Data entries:
::::::::::

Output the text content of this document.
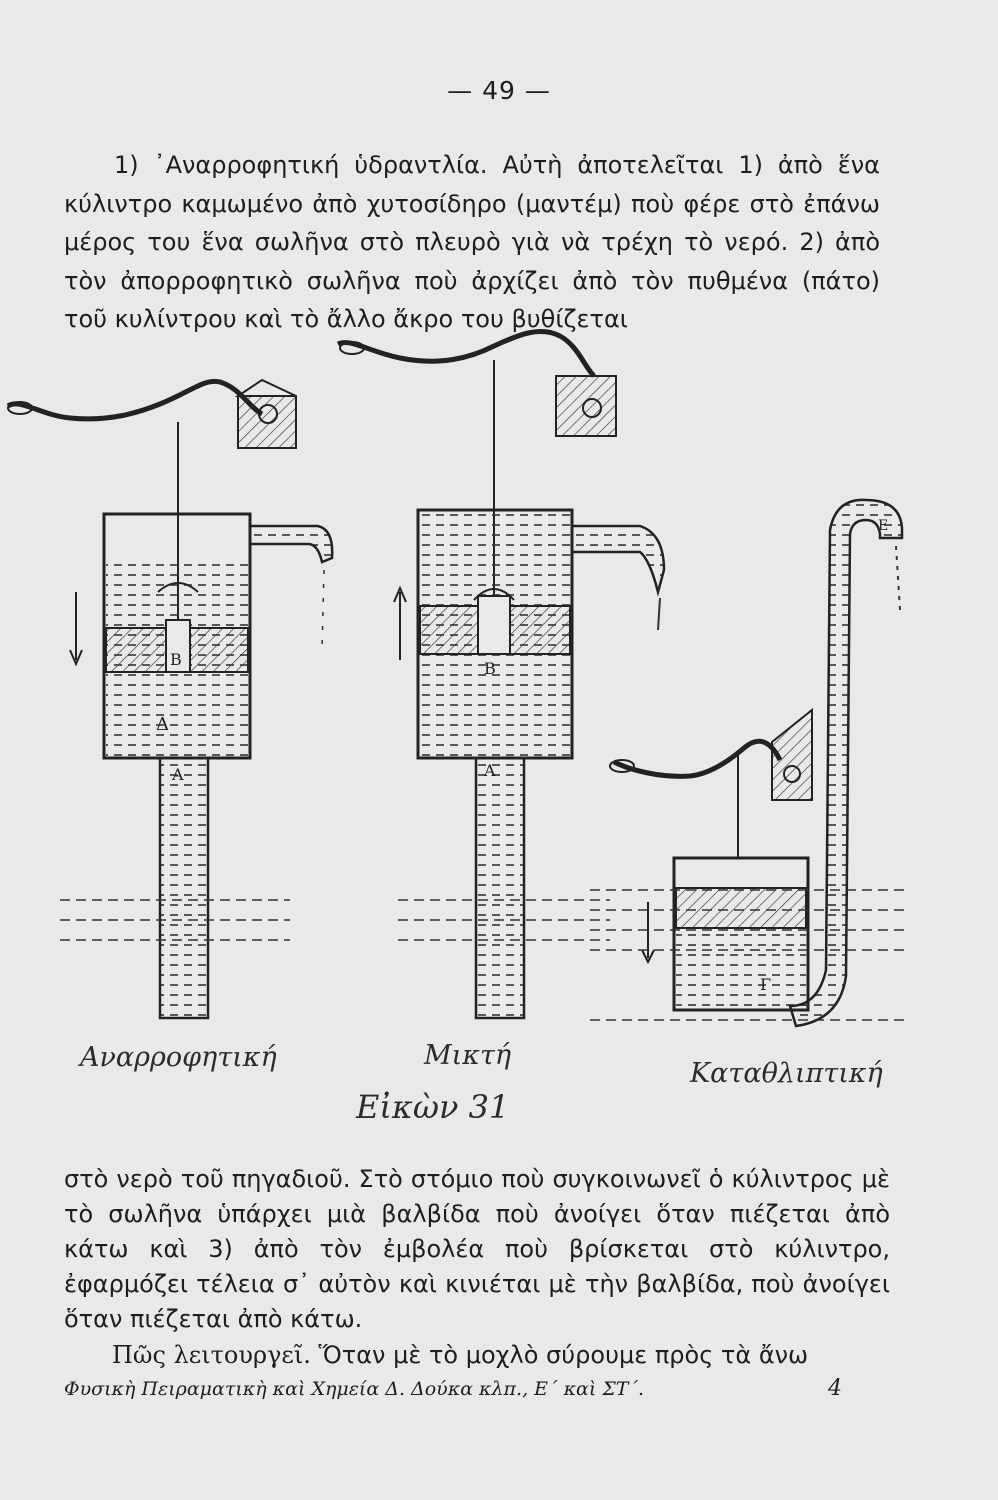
— 49 —
1) ᾿Αναρροφητική ὑδραντλία. Αὐτὴ ἀποτελεῖται 1) ἀπὸ ἕνα κύλιντρο καμωμένο ἀπὸ χυτοσίδηρο (μαντέμ) ποὺ φέρε στὸ ἐπάνω μέρος του ἕνα σωλῆνα στὸ πλευρὸ γιὰ νὰ τρέχη τὸ νερό. 2) ἀπὸ τὸν ἀπορροφητικὸ σωλῆνα ποὺ ἀρχίζει ἀπὸ τὸν πυθμένα (πάτο) τοῦ κυλίντρου καὶ τὸ ἄλλο ἄκρο του βυθίζεται
Δ
Α
Β
Α
Β
Ε
Γ
Αναρροφητική	Μικτή
Καταθλιπτική
Εἰκὼν 31
στὸ νερὸ τοῦ πηγαδιοῦ. Στὸ στόμιο ποὺ συγκοινωνεῖ ὁ κύλιντρος μὲ τὸ σωλῆνα ὑπάρχει μιὰ βαλβίδα ποὺ ἀνοίγει ὅταν πιέζεται ἀπὸ κάτω καὶ 3) ἀπὸ τὸν ἐμβολέα ποὺ βρίσκεται στὸ κύλιντρο, ἐφαρμόζει τέλεια σ᾿ αὐτὸν καὶ κινιέται μὲ τὴν βαλβίδα, ποὺ ἀνοίγει ὅταν πιέζεται ἀπὸ κάτω.
Πῶς λειτουργεῖ. Ὅταν μὲ τὸ μοχλὸ σύρουμε πρὸς τὰ ἄνω
Φυσικὴ Πειραματικὴ καὶ Χημεία Δ. Δούκα κλπ., Ε΄ καὶ ΣΤ΄.	4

::::::::::

Give the count of lines in the data shown above that contain "κύλιντρο", and nothing else.

Exercise answer:
2